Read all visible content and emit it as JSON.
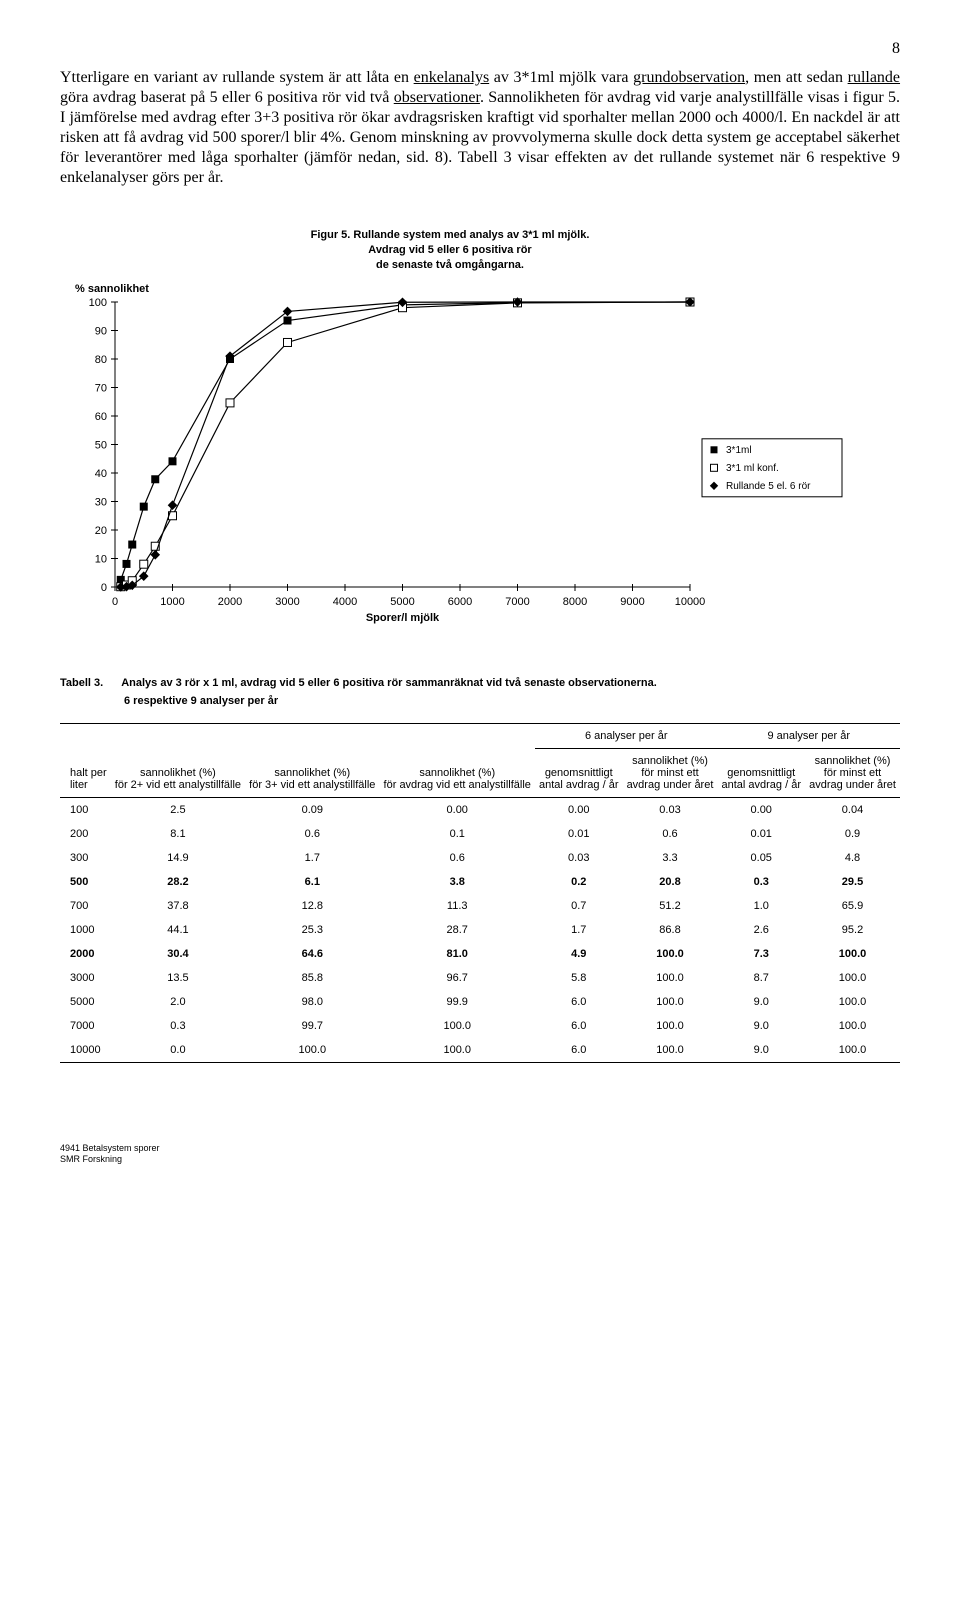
{
  "page_number": "8",
  "paragraph_html": "Ytterligare en variant av rullande system är att låta en <span class='underline'>enkelanalys</span> av 3*1ml mjölk vara <span class='underline'>grundobservation</span>, men att sedan <span class='underline'>rullande</span> göra avdrag baserat på 5 eller 6 positiva rör vid två <span class='underline'>observationer</span>. Sannolikheten för avdrag vid varje analystillfälle visas i figur 5. I jämförelse med avdrag efter 3+3 positiva rör ökar avdragsrisken kraftigt vid sporhalter mellan 2000 och 4000/l. En nackdel är att risken att få avdrag vid 500 sporer/l blir 4%. Genom minskning av provvolymerna skulle dock detta system ge acceptabel säkerhet för leverantörer med låga sporhalter (jämför nedan, sid. 8). Tabell 3 visar effekten av det rullande systemet när 6 respektive 9 enkelanalyser görs per år.",
  "chart": {
    "type": "line-scatter",
    "title_line1": "Figur 5. Rullande system med analys av 3*1 ml mjölk.",
    "title_line2": "Avdrag vid 5 eller 6 positiva rör",
    "title_line3": "de senaste två omgångarna.",
    "y_label": "% sannolikhet",
    "x_label": "Sporer/l mjölk",
    "title_fontsize": 11,
    "label_fontsize": 11,
    "xlim": [
      0,
      10000
    ],
    "ylim": [
      0,
      100
    ],
    "xtick_step": 1000,
    "ytick_step": 10,
    "background_color": "#ffffff",
    "axis_color": "#000000",
    "tick_color": "#000000",
    "line_width": 1.2,
    "marker_size": 4,
    "legend": {
      "position": "right-middle",
      "border_color": "#000000",
      "items": [
        {
          "label": "3*1ml",
          "marker": "square-filled",
          "color": "#000000"
        },
        {
          "label": "3*1 ml konf.",
          "marker": "square-open",
          "color": "#000000"
        },
        {
          "label": "Rullande 5 el. 6 rör",
          "marker": "diamond-filled",
          "color": "#000000"
        }
      ]
    },
    "series": [
      {
        "name": "3*1ml",
        "marker": "square-filled",
        "color": "#000000",
        "x": [
          100,
          200,
          300,
          500,
          700,
          1000,
          2000,
          3000,
          5000,
          7000,
          10000
        ],
        "y": [
          2.5,
          8.1,
          14.9,
          28.2,
          37.8,
          44.1,
          80.0,
          93.5,
          99.0,
          99.8,
          100.0
        ]
      },
      {
        "name": "3*1 ml konf.",
        "marker": "square-open",
        "color": "#000000",
        "x": [
          100,
          200,
          300,
          500,
          700,
          1000,
          2000,
          3000,
          5000,
          7000,
          10000
        ],
        "y": [
          0.1,
          0.7,
          2.2,
          8.0,
          14.3,
          25.0,
          64.6,
          85.8,
          98.0,
          99.7,
          100.0
        ]
      },
      {
        "name": "Rullande 5 el. 6 rör",
        "marker": "diamond-filled",
        "color": "#000000",
        "x": [
          100,
          200,
          300,
          500,
          700,
          1000,
          2000,
          3000,
          5000,
          7000,
          10000
        ],
        "y": [
          0.0,
          0.1,
          0.6,
          3.8,
          11.3,
          28.7,
          81.0,
          96.7,
          99.9,
          100.0,
          100.0
        ]
      }
    ]
  },
  "table": {
    "caption_label": "Tabell 3.",
    "caption_text": "Analys av 3 rör x 1 ml, avdrag vid 5 eller 6 positiva rör sammanräknat vid två senaste observationerna.",
    "subcaption": "6 respektive 9 analyser per år",
    "group_label_6": "6 analyser per år",
    "group_label_9": "9 analyser per år",
    "columns": [
      "halt per liter",
      "sannolikhet (%) för 2+ vid ett analystillfälle",
      "sannolikhet (%) för 3+ vid ett analystillfälle",
      "sannolikhet (%) för avdrag vid ett analystillfälle",
      "genomsnittligt antal avdrag / år",
      "sannolikhet (%) för minst ett avdrag under året",
      "genomsnittligt antal avdrag / år",
      "sannolikhet (%) för minst ett avdrag under året"
    ],
    "bold_rows": [
      3,
      6
    ],
    "rows": [
      [
        "100",
        "2.5",
        "0.09",
        "0.00",
        "0.00",
        "0.03",
        "0.00",
        "0.04"
      ],
      [
        "200",
        "8.1",
        "0.6",
        "0.1",
        "0.01",
        "0.6",
        "0.01",
        "0.9"
      ],
      [
        "300",
        "14.9",
        "1.7",
        "0.6",
        "0.03",
        "3.3",
        "0.05",
        "4.8"
      ],
      [
        "500",
        "28.2",
        "6.1",
        "3.8",
        "0.2",
        "20.8",
        "0.3",
        "29.5"
      ],
      [
        "700",
        "37.8",
        "12.8",
        "11.3",
        "0.7",
        "51.2",
        "1.0",
        "65.9"
      ],
      [
        "1000",
        "44.1",
        "25.3",
        "28.7",
        "1.7",
        "86.8",
        "2.6",
        "95.2"
      ],
      [
        "2000",
        "30.4",
        "64.6",
        "81.0",
        "4.9",
        "100.0",
        "7.3",
        "100.0"
      ],
      [
        "3000",
        "13.5",
        "85.8",
        "96.7",
        "5.8",
        "100.0",
        "8.7",
        "100.0"
      ],
      [
        "5000",
        "2.0",
        "98.0",
        "99.9",
        "6.0",
        "100.0",
        "9.0",
        "100.0"
      ],
      [
        "7000",
        "0.3",
        "99.7",
        "100.0",
        "6.0",
        "100.0",
        "9.0",
        "100.0"
      ],
      [
        "10000",
        "0.0",
        "100.0",
        "100.0",
        "6.0",
        "100.0",
        "9.0",
        "100.0"
      ]
    ]
  },
  "footer_line1": "4941 Betalsystem sporer",
  "footer_line2": "SMR Forskning"
}
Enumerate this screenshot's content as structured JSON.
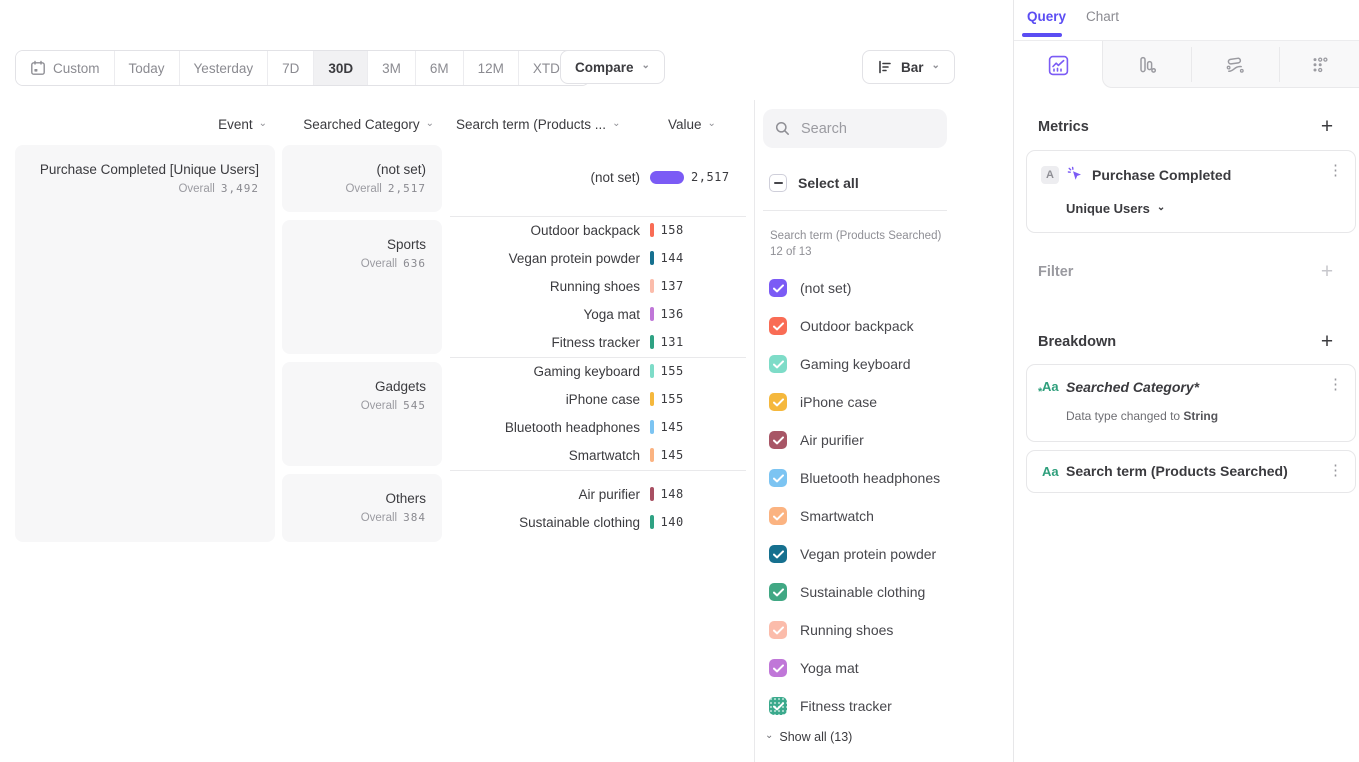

- Task requirements: The pictures in the entries above should be left out; all else must be copied exactly.

- Exercise result:
Read all visible content and emit it as JSON.
{
  "page_number": "8",
  "paragraph_html": "Ytterligare en variant av rullande system är att låta en <span class='underline'>enkelanalys</span> av 3*1ml mjölk vara <span class='underline'>grundobservation</span>, men att sedan <span class='underline'>rullande</span> göra avdrag baserat på 5 eller 6 positiva rör vid två <span class='underline'>observationer</span>. Sannolikheten för avdrag vid varje analystillfälle visas i figur 5. I jämförelse med avdrag efter 3+3 positiva rör ökar avdragsrisken kraftigt vid sporhalter mellan 2000 och 4000/l. En nackdel är att risken att få avdrag vid 500 sporer/l blir 4%. Genom minskning av provvolymerna skulle dock detta system ge acceptabel säkerhet för leverantörer med låga sporhalter (jämför nedan, sid. 8). Tabell 3 visar effekten av det rullande systemet när 6 respektive 9 enkelanalyser görs per år.",
  "chart": {
    "type": "line-scatter",
    "title_line1": "Figur 5. Rullande system med analys av 3*1 ml mjölk.",
    "title_line2": "Avdrag vid 5 eller 6 positiva rör",
    "title_line3": "de senaste två omgångarna.",
    "y_label": "% sannolikhet",
    "x_label": "Sporer/l mjölk",
    "title_fontsize": 11,
    "label_fontsize": 11,
    "xlim": [
      0,
      10000
    ],
    "ylim": [
      0,
      100
    ],
    "xtick_step": 1000,
    "ytick_step": 10,
    "background_color": "#ffffff",
    "axis_color": "#000000",
    "tick_color": "#000000",
    "line_width": 1.2,
    "marker_size": 4,
    "legend": {
      "position": "right-middle",
      "border_color": "#000000",
      "items": [
        {
          "label": "3*1ml",
          "marker": "square-filled",
          "color": "#000000"
        },
        {
          "label": "3*1 ml konf.",
          "marker": "square-open",
          "color": "#000000"
        },
        {
          "label": "Rullande 5 el. 6 rör",
          "marker": "diamond-filled",
          "color": "#000000"
        }
      ]
    },
    "series": [
      {
        "name": "3*1ml",
        "marker": "square-filled",
        "color": "#000000",
        "x": [
          100,
          200,
          300,
          500,
          700,
          1000,
          2000,
          3000,
          5000,
          7000,
          10000
        ],
        "y": [
          2.5,
          8.1,
          14.9,
          28.2,
          37.8,
          44.1,
          80.0,
          93.5,
          99.0,
          99.8,
          100.0
        ]
      },
      {
        "name": "3*1 ml konf.",
        "marker": "square-open",
        "color": "#000000",
        "x": [
          100,
          200,
          300,
          500,
          700,
          1000,
          2000,
          3000,
          5000,
          7000,
          10000
        ],
        "y": [
          0.1,
          0.7,
          2.2,
          8.0,
          14.3,
          25.0,
          64.6,
          85.8,
          98.0,
          99.7,
          100.0
        ]
      },
      {
        "name": "Rullande 5 el. 6 rör",
        "marker": "diamond-filled",
        "color": "#000000",
        "x": [
          100,
          200,
          300,
          500,
          700,
          1000,
          2000,
          3000,
          5000,
          7000,
          10000
        ],
        "y": [
          0.0,
          0.1,
          0.6,
          3.8,
          11.3,
          28.7,
          81.0,
          96.7,
          99.9,
          100.0,
          100.0
        ]
      }
    ]
  },
  "table": {
    "caption_label": "Tabell 3.",
    "caption_text": "Analys av 3 rör x 1 ml, avdrag vid 5 eller 6 positiva rör sammanräknat vid två senaste observationerna.",
    "subcaption": "6 respektive 9 analyser per år",
    "group_label_6": "6 analyser per år",
    "group_label_9": "9 analyser per år",
    "columns": [
      "halt per liter",
      "sannolikhet (%) för 2+ vid ett analystillfälle",
      "sannolikhet (%) för 3+ vid ett analystillfälle",
      "sannolikhet (%) för avdrag vid ett analystillfälle",
      "genomsnittligt antal avdrag / år",
      "sannolikhet (%) för minst ett avdrag under året",
      "genomsnittligt antal avdrag / år",
      "sannolikhet (%) för minst ett avdrag under året"
    ],
    "bold_rows": [
      3,
      6
    ],
    "rows": [
      [
        "100",
        "2.5",
        "0.09",
        "0.00",
        "0.00",
        "0.03",
        "0.00",
        "0.04"
      ],
      [
        "200",
        "8.1",
        "0.6",
        "0.1",
        "0.01",
        "0.6",
        "0.01",
        "0.9"
      ],
      [
        "300",
        "14.9",
        "1.7",
        "0.6",
        "0.03",
        "3.3",
        "0.05",
        "4.8"
      ],
      [
        "500",
        "28.2",
        "6.1",
        "3.8",
        "0.2",
        "20.8",
        "0.3",
        "29.5"
      ],
      [
        "700",
        "37.8",
        "12.8",
        "11.3",
        "0.7",
        "51.2",
        "1.0",
        "65.9"
      ],
      [
        "1000",
        "44.1",
        "25.3",
        "28.7",
        "1.7",
        "86.8",
        "2.6",
        "95.2"
      ],
      [
        "2000",
        "30.4",
        "64.6",
        "81.0",
        "4.9",
        "100.0",
        "7.3",
        "100.0"
      ],
      [
        "3000",
        "13.5",
        "85.8",
        "96.7",
        "5.8",
        "100.0",
        "8.7",
        "100.0"
      ],
      [
        "5000",
        "2.0",
        "98.0",
        "99.9",
        "6.0",
        "100.0",
        "9.0",
        "100.0"
      ],
      [
        "7000",
        "0.3",
        "99.7",
        "100.0",
        "6.0",
        "100.0",
        "9.0",
        "100.0"
      ],
      [
        "10000",
        "0.0",
        "100.0",
        "100.0",
        "6.0",
        "100.0",
        "9.0",
        "100.0"
      ]
    ]
  },
  "footer_line1": "4941 Betalsystem sporer",
  "footer_line2": "SMR Forskning"
}
Enumerate this screenshot's content as structured JSON.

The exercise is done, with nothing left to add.